> **Problem description**
Every line of the records below should be restated exactly.

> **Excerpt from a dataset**
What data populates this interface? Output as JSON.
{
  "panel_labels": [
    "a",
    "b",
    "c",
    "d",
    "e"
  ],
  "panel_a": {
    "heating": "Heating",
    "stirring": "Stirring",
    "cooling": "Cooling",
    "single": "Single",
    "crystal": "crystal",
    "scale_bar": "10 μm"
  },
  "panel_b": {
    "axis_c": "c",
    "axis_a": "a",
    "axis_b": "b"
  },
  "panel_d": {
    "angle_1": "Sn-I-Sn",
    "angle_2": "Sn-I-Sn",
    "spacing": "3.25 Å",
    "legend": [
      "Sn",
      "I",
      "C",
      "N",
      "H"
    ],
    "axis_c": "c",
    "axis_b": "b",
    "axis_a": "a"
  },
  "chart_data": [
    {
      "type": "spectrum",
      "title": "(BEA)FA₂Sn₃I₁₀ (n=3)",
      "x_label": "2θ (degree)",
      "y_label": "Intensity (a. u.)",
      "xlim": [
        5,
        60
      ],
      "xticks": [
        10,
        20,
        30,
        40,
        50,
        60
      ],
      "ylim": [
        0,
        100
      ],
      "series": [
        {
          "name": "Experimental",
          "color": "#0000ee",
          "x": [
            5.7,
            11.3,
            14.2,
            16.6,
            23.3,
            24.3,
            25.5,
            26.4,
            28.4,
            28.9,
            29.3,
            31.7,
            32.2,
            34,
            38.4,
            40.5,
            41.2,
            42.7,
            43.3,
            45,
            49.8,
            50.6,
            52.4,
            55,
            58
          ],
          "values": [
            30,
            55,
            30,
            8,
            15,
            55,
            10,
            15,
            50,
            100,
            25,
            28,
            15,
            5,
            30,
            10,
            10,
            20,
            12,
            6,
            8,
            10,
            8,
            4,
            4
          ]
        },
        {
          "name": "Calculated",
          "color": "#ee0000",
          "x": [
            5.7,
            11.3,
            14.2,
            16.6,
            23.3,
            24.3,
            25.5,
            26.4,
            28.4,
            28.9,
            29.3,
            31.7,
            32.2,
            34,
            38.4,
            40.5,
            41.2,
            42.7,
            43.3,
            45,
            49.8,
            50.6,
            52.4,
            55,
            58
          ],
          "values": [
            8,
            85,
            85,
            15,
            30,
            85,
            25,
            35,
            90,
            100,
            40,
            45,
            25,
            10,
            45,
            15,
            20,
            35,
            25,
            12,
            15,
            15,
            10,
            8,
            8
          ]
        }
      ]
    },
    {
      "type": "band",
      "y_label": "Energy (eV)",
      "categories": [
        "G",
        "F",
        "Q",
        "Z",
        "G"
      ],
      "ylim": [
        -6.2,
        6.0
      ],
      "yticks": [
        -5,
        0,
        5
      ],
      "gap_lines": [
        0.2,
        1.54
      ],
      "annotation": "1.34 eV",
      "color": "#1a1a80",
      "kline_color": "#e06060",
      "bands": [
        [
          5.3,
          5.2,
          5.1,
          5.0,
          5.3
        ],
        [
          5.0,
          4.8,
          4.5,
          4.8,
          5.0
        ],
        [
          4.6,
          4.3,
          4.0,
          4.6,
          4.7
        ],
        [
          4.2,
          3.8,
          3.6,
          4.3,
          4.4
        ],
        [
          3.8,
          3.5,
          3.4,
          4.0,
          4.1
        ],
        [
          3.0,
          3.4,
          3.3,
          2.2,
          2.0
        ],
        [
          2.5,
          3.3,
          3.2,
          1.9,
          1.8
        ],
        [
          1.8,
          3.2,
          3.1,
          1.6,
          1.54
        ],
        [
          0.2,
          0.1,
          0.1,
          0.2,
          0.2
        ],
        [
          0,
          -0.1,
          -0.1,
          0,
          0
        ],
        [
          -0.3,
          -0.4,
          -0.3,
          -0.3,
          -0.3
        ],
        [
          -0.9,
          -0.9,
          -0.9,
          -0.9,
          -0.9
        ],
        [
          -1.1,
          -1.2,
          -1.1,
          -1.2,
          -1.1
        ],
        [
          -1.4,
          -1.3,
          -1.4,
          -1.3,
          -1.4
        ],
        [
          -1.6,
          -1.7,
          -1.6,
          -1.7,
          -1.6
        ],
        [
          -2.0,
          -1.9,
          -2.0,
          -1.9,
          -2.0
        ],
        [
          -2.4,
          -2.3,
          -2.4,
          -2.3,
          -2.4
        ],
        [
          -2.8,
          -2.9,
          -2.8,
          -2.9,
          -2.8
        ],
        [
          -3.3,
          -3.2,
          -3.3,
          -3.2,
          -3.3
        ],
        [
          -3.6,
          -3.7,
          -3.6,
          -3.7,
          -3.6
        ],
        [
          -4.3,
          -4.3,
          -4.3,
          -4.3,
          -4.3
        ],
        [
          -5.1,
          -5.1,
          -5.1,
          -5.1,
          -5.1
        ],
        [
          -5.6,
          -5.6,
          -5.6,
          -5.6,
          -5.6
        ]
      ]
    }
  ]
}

> **Answer to the task**
What data populates this interface? Output as JSON.
{
  "panel_labels": [
    "a",
    "b",
    "c",
    "d",
    "e"
  ],
  "panel_a": {
    "heating": "Heating",
    "stirring": "Stirring",
    "cooling": "Cooling",
    "single": "Single",
    "crystal": "crystal",
    "scale_bar": "10 μm"
  },
  "panel_b": {
    "axis_c": "c",
    "axis_a": "a",
    "axis_b": "b"
  },
  "panel_d": {
    "angle_1": "Sn-I-Sn",
    "angle_2": "Sn-I-Sn",
    "spacing": "3.25 Å",
    "legend": [
      "Sn",
      "I",
      "C",
      "N",
      "H"
    ],
    "axis_c": "c",
    "axis_b": "b",
    "axis_a": "a"
  },
  "chart_data": [
    {
      "type": "spectrum",
      "title": "(BEA)FA₂Sn₃I₁₀ (n=3)",
      "x_label": "2θ (degree)",
      "y_label": "Intensity (a. u.)",
      "xlim": [
        5,
        60
      ],
      "xticks": [
        10,
        20,
        30,
        40,
        50,
        60
      ],
      "ylim": [
        0,
        100
      ],
      "series": [
        {
          "name": "Experimental",
          "color": "#0000ee",
          "x": [
            5.7,
            11.3,
            14.2,
            16.6,
            23.3,
            24.3,
            25.5,
            26.4,
            28.4,
            28.9,
            29.3,
            31.7,
            32.2,
            34,
            38.4,
            40.5,
            41.2,
            42.7,
            43.3,
            45,
            49.8,
            50.6,
            52.4,
            55,
            58
          ],
          "values": [
            30,
            55,
            30,
            8,
            15,
            55,
            10,
            15,
            50,
            100,
            25,
            28,
            15,
            5,
            30,
            10,
            10,
            20,
            12,
            6,
            8,
            10,
            8,
            4,
            4
          ]
        },
        {
          "name": "Calculated",
          "color": "#ee0000",
          "x": [
            5.7,
            11.3,
            14.2,
            16.6,
            23.3,
            24.3,
            25.5,
            26.4,
            28.4,
            28.9,
            29.3,
            31.7,
            32.2,
            34,
            38.4,
            40.5,
            41.2,
            42.7,
            43.3,
            45,
            49.8,
            50.6,
            52.4,
            55,
            58
          ],
          "values": [
            8,
            85,
            85,
            15,
            30,
            85,
            25,
            35,
            90,
            100,
            40,
            45,
            25,
            10,
            45,
            15,
            20,
            35,
            25,
            12,
            15,
            15,
            10,
            8,
            8
          ]
        }
      ]
    },
    {
      "type": "band",
      "y_label": "Energy (eV)",
      "categories": [
        "G",
        "F",
        "Q",
        "Z",
        "G"
      ],
      "ylim": [
        -6.2,
        6.0
      ],
      "yticks": [
        -5,
        0,
        5
      ],
      "gap_lines": [
        0.2,
        1.54
      ],
      "annotation": "1.34 eV",
      "color": "#1a1a80",
      "kline_color": "#e06060",
      "bands": [
        [
          5.3,
          5.2,
          5.1,
          5.0,
          5.3
        ],
        [
          5.0,
          4.8,
          4.5,
          4.8,
          5.0
        ],
        [
          4.6,
          4.3,
          4.0,
          4.6,
          4.7
        ],
        [
          4.2,
          3.8,
          3.6,
          4.3,
          4.4
        ],
        [
          3.8,
          3.5,
          3.4,
          4.0,
          4.1
        ],
        [
          3.0,
          3.4,
          3.3,
          2.2,
          2.0
        ],
        [
          2.5,
          3.3,
          3.2,
          1.9,
          1.8
        ],
        [
          1.8,
          3.2,
          3.1,
          1.6,
          1.54
        ],
        [
          0.2,
          0.1,
          0.1,
          0.2,
          0.2
        ],
        [
          0,
          -0.1,
          -0.1,
          0,
          0
        ],
        [
          -0.3,
          -0.4,
          -0.3,
          -0.3,
          -0.3
        ],
        [
          -0.9,
          -0.9,
          -0.9,
          -0.9,
          -0.9
        ],
        [
          -1.1,
          -1.2,
          -1.1,
          -1.2,
          -1.1
        ],
        [
          -1.4,
          -1.3,
          -1.4,
          -1.3,
          -1.4
        ],
        [
          -1.6,
          -1.7,
          -1.6,
          -1.7,
          -1.6
        ],
        [
          -2.0,
          -1.9,
          -2.0,
          -1.9,
          -2.0
        ],
        [
          -2.4,
          -2.3,
          -2.4,
          -2.3,
          -2.4
        ],
        [
          -2.8,
          -2.9,
          -2.8,
          -2.9,
          -2.8
        ],
        [
          -3.3,
          -3.2,
          -3.3,
          -3.2,
          -3.3
        ],
        [
          -3.6,
          -3.7,
          -3.6,
          -3.7,
          -3.6
        ],
        [
          -4.3,
          -4.3,
          -4.3,
          -4.3,
          -4.3
        ],
        [
          -5.1,
          -5.1,
          -5.1,
          -5.1,
          -5.1
        ],
        [
          -5.6,
          -5.6,
          -5.6,
          -5.6,
          -5.6
        ]
      ]
    }
  ]
}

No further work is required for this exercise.